● Sayfa metni:
= = = = = = =

Dikmen Gürün

Tiyatro ve tiyatrocuya saygı

14 Temmuz 2020 Salı

Ne kadar da sert esiyor bu ülke toprakları üstünde rüzgârlar. Her yanımızdan şiddet fışkırıyor. şiddetin türlü biçimlerini yaşıyoruz. Hele de şu son zamanlarda... Çoklu baro sisteminden başladık, Atatürk’ümüzün imzasının yok sayılmasına kadar gittik Ayasofya olayında... 

Bunca gerilimin ve tabii ki koronavirüs günlerinin orta yerinde,  özel tiyatroların ayakta kalmak için verdikleri mücadele en kısa zamanda çözüme ulaştırılması gereken ciddi bir sorun. Bu konuda bir çalışma yapıyor mu ilgili bakanlıklar, kurumlar? Geçen salı bu konuda detaylı bir yazı yazdı sevgili Ayşegül Yüksel. Öncesinde, ben de şu anda 42 ortağı olan Tiyatro Kooperatifi’nin bu süreçte yapmayı planladığı çalışmalara değinmiştim. Sanat dünyamız özel tiyatrolarla ilgili olarak yapılması gerekenleri ve de yapılmayanları ilgili bakanlıkların önüne koyuyor. Atılması gereken adımların altını çiziyor. Konuşmak, tartışmak gerektiği belirtiliyor. Tiyatro emekçilerinin bu bağlamda daha birkaç gün önce Moda Sahnesi’nde yaptıkları toplantıda, tiyatrolarını yaşatmak ve soluklanmak için gündeme getirdiği hususlar hayati önem taşıyor. Birçok şehirde tiyatrolarda aynı zamanda okunan bildiride belirtildiği gibi (bkz. 13 Temmuz tarihli Cumhuriyet), işleyişi kolaylaştıracak uygulamalar hayata geçirilene dek perde açmayacakları, açamayacakları vurgulanıyor. Bu vahim durumun bilincine varmak durumunda başta Kültür ve Turizm Bakanlığı olmak üzere tüm ilgili merciler.

= = = = = = =

● Malzeme:

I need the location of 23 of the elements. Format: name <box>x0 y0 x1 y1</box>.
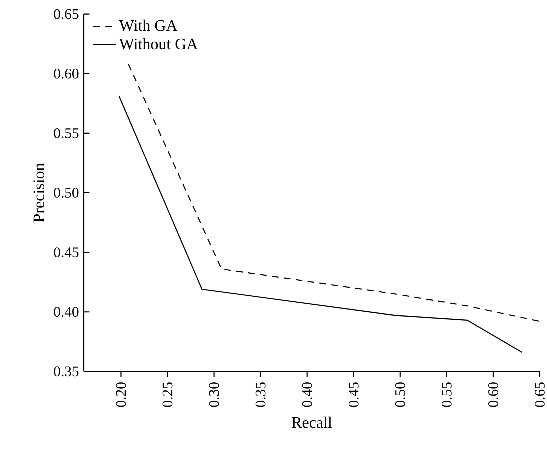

= = = = = = =

Lütfen aşağıdaki ifadelerin tiyatro yazısıyla uyuşup uyuşmadığını evet ya da hayır diye belirtin ve her yanıtın yanına kararı veren sözcükleri yazıdan aynen aktarın.
1. Tiyatro Kooperatifi'nin şu anda 42 ortağı var.
2. Tiyatro emekçileri Moda Sahnesi'ndeki toplantıyı bir ay kadar önce yaptı.
3. Bildiri yalnızca tek bir şehirde okundu.

● Alıştırma sonucu:
1. Evet: "şu anda 42 ortağı olan Tiyatro Kooperatifi’nin"
2. Hayır: "daha birkaç gün önce Moda Sahnesi’nde yaptıkları toplantıda"
3. Hayır: "Birçok şehirde tiyatrolarda aynı zamanda okunan bildiride"